◆ What you will do:
Without omitting anything, return the records precisely as given.

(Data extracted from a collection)
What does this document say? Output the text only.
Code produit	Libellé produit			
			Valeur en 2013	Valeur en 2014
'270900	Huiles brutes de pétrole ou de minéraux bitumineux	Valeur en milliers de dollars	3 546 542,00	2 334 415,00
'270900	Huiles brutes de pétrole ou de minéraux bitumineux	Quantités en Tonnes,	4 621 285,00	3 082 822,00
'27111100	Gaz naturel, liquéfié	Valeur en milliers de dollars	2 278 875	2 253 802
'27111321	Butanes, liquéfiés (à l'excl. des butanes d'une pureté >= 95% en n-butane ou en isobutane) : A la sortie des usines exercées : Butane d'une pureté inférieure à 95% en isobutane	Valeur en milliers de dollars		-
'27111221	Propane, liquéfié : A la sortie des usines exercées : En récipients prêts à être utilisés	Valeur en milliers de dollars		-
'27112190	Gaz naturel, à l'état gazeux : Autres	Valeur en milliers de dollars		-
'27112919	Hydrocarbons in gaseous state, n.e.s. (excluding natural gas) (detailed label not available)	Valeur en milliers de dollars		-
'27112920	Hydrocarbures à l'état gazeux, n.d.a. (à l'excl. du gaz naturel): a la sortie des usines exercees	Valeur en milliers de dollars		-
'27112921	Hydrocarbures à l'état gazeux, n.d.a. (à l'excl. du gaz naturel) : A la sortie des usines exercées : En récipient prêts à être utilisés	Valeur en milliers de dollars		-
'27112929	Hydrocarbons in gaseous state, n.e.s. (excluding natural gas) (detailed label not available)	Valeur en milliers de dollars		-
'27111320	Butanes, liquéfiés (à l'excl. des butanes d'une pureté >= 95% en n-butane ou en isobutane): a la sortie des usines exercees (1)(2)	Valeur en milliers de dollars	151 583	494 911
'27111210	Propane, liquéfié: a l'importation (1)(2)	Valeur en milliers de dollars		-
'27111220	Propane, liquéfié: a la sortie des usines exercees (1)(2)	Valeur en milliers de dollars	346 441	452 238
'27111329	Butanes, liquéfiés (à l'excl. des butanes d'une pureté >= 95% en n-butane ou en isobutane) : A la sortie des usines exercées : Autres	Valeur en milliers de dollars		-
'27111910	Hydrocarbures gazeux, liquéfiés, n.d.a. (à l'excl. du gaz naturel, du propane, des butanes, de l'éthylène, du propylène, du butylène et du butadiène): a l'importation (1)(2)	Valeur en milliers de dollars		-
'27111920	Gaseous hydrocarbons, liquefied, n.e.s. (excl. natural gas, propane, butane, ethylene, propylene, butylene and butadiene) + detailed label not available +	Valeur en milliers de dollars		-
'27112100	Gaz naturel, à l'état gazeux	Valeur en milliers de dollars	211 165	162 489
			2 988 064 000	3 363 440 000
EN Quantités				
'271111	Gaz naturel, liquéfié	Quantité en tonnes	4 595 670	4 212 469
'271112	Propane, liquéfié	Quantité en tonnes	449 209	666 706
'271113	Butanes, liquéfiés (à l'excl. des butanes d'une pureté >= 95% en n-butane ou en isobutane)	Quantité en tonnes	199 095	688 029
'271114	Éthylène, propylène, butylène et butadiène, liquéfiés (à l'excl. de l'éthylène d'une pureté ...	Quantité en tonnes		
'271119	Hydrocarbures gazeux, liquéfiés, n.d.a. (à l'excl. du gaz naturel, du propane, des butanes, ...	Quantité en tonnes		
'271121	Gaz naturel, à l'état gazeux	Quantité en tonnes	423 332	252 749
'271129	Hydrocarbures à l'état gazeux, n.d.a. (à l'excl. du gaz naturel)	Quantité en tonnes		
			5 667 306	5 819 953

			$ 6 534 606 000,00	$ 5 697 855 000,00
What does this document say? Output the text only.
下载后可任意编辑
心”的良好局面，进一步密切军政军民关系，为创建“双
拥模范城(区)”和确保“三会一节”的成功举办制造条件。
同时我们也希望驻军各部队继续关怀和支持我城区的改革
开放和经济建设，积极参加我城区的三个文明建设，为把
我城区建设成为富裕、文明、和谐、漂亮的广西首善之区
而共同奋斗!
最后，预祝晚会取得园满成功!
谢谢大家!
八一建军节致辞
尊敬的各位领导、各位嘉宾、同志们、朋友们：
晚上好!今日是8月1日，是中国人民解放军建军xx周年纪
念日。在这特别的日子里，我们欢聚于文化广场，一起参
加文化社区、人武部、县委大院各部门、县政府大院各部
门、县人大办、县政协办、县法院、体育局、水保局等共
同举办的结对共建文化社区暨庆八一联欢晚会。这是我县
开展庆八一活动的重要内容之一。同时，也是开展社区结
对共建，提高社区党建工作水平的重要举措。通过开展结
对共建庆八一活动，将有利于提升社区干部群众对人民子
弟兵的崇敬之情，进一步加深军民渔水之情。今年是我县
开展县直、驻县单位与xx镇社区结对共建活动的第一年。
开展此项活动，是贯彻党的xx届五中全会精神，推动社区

◆ Output for this task:
What does this document say? Output the text only.
Code produit	Libellé produit			
			Valeur en 2013	Valeur en 2014
'270900	Huiles brutes de pétrole ou de minéraux bitumineux	Valeur en milliers de dollars	3 546 542,00	2 334 415,00
'270900	Huiles brutes de pétrole ou de minéraux bitumineux	Quantités en Tonnes,	4 621 285,00	3 082 822,00
'27111100	Gaz naturel, liquéfié	Valeur en milliers de dollars	2 278 875	2 253 802
'27111321	Butanes, liquéfiés (à l'excl. des butanes d'une pureté >= 95% en n-butane ou en isobutane) : A la sortie des usines exercées : Butane d'une pureté inférieure à 95% en isobutane	Valeur en milliers de dollars		-
'27111221	Propane, liquéfié : A la sortie des usines exercées : En récipients prêts à être utilisés	Valeur en milliers de dollars		-
'27112190	Gaz naturel, à l'état gazeux : Autres	Valeur en milliers de dollars		-
'27112919	Hydrocarbons in gaseous state, n.e.s. (excluding natural gas) (detailed label not available)	Valeur en milliers de dollars		-
'27112920	Hydrocarbures à l'état gazeux, n.d.a. (à l'excl. du gaz naturel): a la sortie des usines exercees	Valeur en milliers de dollars		-
'27112921	Hydrocarbures à l'état gazeux, n.d.a. (à l'excl. du gaz naturel) : A la sortie des usines exercées : En récipient prêts à être utilisés	Valeur en milliers de dollars		-
'27112929	Hydrocarbons in gaseous state, n.e.s. (excluding natural gas) (detailed label not available)	Valeur en milliers de dollars		-
'27111320	Butanes, liquéfiés (à l'excl. des butanes d'une pureté >= 95% en n-butane ou en isobutane): a la sortie des usines exercees (1)(2)	Valeur en milliers de dollars	151 583	494 911
'27111210	Propane, liquéfié: a l'importation (1)(2)	Valeur en milliers de dollars		-
'27111220	Propane, liquéfié: a la sortie des usines exercees (1)(2)	Valeur en milliers de dollars	346 441	452 238
'27111329	Butanes, liquéfiés (à l'excl. des butanes d'une pureté >= 95% en n-butane ou en isobutane) : A la sortie des usines exercées : Autres	Valeur en milliers de dollars		-
'27111910	Hydrocarbures gazeux, liquéfiés, n.d.a. (à l'excl. du gaz naturel, du propane, des butanes, de l'éthylène, du propylène, du butylène et du butadiène): a l'importation (1)(2)	Valeur en milliers de dollars		-
'27111920	Gaseous hydrocarbons, liquefied, n.e.s. (excl. natural gas, propane, butane, ethylene, propylene, butylene and butadiene) + detailed label not available +	Valeur en milliers de dollars		-
'27112100	Gaz naturel, à l'état gazeux	Valeur en milliers de dollars	211 165	162 489
			2 988 064 000	3 363 440 000
EN Quantités				
'271111	Gaz naturel, liquéfié	Quantité en tonnes	4 595 670	4 212 469
'271112	Propane, liquéfié	Quantité en tonnes	449 209	666 706
'271113	Butanes, liquéfiés (à l'excl. des butanes d'une pureté >= 95% en n-butane ou en isobutane)	Quantité en tonnes	199 095	688 029
'271114	Éthylène, propylène, butylène et butadiène, liquéfiés (à l'excl. de l'éthylène d'une pureté ...	Quantité en tonnes		
'271119	Hydrocarbures gazeux, liquéfiés, n.d.a. (à l'excl. du gaz naturel, du propane, des butanes, ...	Quantité en tonnes		
'271121	Gaz naturel, à l'état gazeux	Quantité en tonnes	423 332	252 749
'271129	Hydrocarbures à l'état gazeux, n.d.a. (à l'excl. du gaz naturel)	Quantité en tonnes		
			5 667 306	5 819 953

			$ 6 534 606 000,00	$ 5 697 855 000,00
What does this document say? Output the text only.
下载后可任意编辑
心”的良好局面，进一步密切军政军民关系，为创建“双
拥模范城(区)”和确保“三会一节”的成功举办制造条件。
同时我们也希望驻军各部队继续关怀和支持我城区的改革
开放和经济建设，积极参加我城区的三个文明建设，为把
我城区建设成为富裕、文明、和谐、漂亮的广西首善之区
而共同奋斗!
最后，预祝晚会取得园满成功!
谢谢大家!
八一建军节致辞
尊敬的各位领导、各位嘉宾、同志们、朋友们：
晚上好!今日是8月1日，是中国人民解放军建军xx周年纪
念日。在这特别的日子里，我们欢聚于文化广场，一起参
加文化社区、人武部、县委大院各部门、县政府大院各部
门、县人大办、县政协办、县法院、体育局、水保局等共
同举办的结对共建文化社区暨庆八一联欢晚会。这是我县
开展庆八一活动的重要内容之一。同时，也是开展社区结
对共建，提高社区党建工作水平的重要举措。通过开展结
对共建庆八一活动，将有利于提升社区干部群众对人民子
弟兵的崇敬之情，进一步加深军民渔水之情。今年是我县
开展县直、驻县单位与xx镇社区结对共建活动的第一年。
开展此项活动，是贯彻党的xx届五中全会精神，推动社区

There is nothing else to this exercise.